* begin Data provided *

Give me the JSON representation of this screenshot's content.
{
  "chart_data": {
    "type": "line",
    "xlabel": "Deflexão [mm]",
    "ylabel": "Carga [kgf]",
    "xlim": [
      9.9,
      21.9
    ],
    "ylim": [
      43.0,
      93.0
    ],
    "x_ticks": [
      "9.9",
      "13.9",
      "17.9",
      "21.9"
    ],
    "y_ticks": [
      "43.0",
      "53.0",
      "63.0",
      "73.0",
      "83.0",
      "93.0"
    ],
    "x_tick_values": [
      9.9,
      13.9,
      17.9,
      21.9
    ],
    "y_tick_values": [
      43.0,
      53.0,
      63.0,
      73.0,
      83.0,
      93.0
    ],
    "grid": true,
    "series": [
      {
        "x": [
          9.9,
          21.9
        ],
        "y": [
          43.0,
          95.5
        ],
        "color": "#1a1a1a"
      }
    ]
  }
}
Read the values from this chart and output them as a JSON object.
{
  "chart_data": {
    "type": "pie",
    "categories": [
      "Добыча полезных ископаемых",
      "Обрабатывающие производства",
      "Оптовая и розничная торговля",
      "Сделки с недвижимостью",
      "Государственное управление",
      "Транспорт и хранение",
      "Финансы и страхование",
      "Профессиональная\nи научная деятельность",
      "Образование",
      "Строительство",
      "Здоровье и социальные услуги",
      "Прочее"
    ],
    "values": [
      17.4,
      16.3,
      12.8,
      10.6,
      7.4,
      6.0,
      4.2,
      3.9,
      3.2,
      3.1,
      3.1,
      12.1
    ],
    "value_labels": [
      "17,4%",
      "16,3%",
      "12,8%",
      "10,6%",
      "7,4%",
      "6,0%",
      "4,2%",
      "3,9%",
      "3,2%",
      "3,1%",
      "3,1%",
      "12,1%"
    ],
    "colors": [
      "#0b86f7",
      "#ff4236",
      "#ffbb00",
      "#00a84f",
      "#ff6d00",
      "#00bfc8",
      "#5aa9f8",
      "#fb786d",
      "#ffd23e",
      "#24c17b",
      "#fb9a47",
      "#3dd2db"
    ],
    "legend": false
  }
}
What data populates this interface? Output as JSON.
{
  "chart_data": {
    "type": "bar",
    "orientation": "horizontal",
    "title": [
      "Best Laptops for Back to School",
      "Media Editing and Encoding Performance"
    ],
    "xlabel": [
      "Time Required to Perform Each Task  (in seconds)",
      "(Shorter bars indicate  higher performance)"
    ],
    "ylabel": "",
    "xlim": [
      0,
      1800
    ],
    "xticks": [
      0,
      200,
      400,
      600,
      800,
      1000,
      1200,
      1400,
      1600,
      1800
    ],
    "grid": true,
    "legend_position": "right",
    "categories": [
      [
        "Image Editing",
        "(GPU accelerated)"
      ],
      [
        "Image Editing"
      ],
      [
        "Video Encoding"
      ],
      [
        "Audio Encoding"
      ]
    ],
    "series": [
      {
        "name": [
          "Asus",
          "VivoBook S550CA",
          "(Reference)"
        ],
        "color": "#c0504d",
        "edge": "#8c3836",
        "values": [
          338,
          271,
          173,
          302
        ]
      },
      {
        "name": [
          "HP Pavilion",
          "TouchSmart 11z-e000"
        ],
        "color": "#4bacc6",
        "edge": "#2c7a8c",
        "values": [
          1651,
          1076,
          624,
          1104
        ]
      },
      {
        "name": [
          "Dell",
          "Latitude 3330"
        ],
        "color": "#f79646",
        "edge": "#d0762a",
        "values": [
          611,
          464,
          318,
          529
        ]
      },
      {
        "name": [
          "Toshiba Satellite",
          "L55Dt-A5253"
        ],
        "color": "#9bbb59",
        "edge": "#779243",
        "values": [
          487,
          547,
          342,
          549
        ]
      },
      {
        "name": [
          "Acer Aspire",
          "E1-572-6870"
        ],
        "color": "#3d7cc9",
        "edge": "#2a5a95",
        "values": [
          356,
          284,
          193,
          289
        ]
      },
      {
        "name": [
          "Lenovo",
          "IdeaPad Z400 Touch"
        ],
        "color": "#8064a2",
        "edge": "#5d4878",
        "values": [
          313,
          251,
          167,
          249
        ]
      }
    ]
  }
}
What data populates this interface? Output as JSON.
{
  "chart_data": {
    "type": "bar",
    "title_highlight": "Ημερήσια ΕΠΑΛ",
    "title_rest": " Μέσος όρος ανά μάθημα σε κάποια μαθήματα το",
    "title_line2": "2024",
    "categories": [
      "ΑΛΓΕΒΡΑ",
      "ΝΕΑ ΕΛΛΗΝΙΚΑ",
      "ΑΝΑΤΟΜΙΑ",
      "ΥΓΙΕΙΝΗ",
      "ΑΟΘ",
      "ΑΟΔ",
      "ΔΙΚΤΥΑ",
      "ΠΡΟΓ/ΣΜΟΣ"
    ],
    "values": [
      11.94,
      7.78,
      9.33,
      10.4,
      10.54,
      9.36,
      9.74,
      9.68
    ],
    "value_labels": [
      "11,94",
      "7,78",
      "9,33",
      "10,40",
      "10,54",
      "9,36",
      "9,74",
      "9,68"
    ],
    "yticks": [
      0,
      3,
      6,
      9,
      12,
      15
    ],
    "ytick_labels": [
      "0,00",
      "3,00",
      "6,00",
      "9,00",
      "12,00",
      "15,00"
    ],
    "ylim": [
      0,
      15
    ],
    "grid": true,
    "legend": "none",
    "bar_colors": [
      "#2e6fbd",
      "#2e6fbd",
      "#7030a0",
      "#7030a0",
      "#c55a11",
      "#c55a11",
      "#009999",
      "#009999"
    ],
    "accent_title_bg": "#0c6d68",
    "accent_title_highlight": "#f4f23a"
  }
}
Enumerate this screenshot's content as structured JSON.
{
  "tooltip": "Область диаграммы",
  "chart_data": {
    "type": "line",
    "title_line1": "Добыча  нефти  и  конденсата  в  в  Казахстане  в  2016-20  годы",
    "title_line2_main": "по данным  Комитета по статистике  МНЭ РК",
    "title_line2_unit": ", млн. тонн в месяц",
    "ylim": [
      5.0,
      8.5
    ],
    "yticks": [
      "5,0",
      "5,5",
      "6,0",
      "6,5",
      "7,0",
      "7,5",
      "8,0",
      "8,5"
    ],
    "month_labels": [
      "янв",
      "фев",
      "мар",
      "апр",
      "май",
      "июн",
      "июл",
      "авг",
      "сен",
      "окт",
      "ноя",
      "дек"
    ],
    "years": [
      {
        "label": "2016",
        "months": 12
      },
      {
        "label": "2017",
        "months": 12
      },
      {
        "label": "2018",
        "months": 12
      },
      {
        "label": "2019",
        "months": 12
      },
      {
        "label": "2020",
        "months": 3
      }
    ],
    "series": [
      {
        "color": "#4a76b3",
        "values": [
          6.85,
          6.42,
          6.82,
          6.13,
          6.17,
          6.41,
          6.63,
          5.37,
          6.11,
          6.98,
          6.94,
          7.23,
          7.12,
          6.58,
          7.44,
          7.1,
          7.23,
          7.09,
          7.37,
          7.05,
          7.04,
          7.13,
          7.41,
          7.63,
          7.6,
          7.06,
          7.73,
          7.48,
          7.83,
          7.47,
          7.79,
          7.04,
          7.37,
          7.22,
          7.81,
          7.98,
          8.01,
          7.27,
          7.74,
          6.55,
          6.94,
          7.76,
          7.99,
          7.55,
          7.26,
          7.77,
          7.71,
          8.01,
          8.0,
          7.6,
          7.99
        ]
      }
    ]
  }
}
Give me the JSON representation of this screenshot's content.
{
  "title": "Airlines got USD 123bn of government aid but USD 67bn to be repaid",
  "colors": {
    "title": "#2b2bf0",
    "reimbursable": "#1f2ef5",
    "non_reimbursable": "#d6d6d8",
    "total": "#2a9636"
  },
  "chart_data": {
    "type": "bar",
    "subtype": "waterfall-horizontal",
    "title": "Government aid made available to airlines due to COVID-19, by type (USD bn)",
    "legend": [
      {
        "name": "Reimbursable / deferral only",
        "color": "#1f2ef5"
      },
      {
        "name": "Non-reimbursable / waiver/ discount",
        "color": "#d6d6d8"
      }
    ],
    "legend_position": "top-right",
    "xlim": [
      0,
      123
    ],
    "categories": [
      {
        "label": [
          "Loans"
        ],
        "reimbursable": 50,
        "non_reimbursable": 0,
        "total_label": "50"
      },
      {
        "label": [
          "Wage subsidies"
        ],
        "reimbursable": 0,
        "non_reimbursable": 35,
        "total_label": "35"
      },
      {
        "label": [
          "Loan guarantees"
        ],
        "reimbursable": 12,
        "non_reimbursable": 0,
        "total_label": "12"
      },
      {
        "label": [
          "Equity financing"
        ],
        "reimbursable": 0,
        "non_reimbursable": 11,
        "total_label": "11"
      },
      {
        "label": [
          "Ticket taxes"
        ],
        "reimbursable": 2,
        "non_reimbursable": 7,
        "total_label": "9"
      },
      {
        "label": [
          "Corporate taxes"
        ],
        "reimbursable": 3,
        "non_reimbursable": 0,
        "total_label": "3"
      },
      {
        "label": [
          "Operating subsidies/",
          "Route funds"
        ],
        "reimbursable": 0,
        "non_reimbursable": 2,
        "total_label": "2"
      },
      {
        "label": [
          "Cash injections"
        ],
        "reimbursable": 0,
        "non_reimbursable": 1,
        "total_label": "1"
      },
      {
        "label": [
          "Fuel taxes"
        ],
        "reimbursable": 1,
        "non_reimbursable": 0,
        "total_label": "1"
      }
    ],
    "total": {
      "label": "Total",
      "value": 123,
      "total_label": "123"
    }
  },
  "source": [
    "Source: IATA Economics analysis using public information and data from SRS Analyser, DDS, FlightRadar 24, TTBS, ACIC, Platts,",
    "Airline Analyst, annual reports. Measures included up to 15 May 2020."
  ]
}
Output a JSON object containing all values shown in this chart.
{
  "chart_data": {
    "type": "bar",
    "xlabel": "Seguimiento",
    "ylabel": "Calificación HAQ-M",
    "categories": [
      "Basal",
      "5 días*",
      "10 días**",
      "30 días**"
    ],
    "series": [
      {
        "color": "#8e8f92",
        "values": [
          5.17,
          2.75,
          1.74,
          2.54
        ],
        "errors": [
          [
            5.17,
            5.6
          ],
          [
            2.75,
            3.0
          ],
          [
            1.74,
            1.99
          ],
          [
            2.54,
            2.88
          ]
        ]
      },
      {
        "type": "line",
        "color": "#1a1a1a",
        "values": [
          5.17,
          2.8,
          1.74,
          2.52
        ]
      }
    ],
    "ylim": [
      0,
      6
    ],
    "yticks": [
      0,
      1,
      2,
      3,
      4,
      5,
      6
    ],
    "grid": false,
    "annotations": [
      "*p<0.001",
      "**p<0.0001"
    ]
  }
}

* end Data provided *

## Task requirements
Spot every line that holds "taxes" and copy it.

## Solution to the exercise
          "Ticket taxes"
          "Corporate taxes"
          "Fuel taxes"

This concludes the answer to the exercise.